REQUIRED WORK
A. In the post about HTTP charset and XML encoding, what does Chris Lilley call best practice?
B. Quote the post about HTTP charset and XML encoding from "(3) He agrees" up to and including "any further action.".

Re: Can HTTP content-type charset disagree with its contents XML encoding?

A few weeks ago, I sent out a question to www-international@w3.org
under this subject.  The question was, when sending out XML over HTTP,
whether it is legal to put a different encoding in HTTP Content-Type; charset=
thatn that in the encoding attribute of the XML declaration, and if so, which
encoding should be applied in interpreting the XML packet.

To this posting, Chris Lilley <mailto: chris@w3.org>replied, which I quote in the bottom.
He essentially says
(1) Best practice is to use the media type application/xml without charset attribute
(2) Currently, having conflicting declarations is legal and the charset declared in HTTP 
      header should be used.
(3) He agrees this is a bad practice should be prohibited.

I wonder if the member of WS Task Force agree with this opinion,
and if we need to take any further action.


Quotes from Chris' reply follow:
----------------------------------------------------------------------
KT> (1) Is this legal?

DATA
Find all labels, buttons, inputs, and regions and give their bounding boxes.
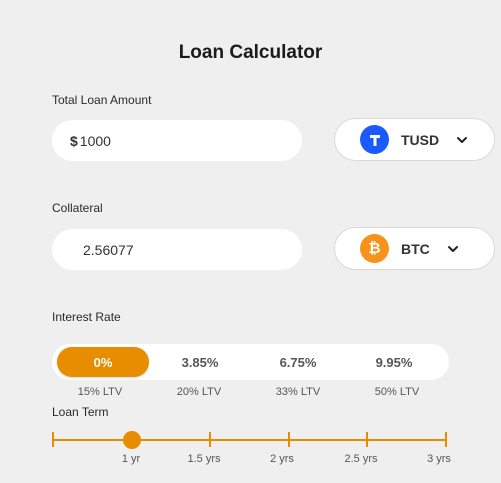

RESULTS OF THE EXERCISE
A. Using the media type application/xml without a charset attribute.

B.
(3) He agrees this is a bad practice should be prohibited.

I wonder if the member of WS Task Force agree with this opinion,
and if we need to take any further action.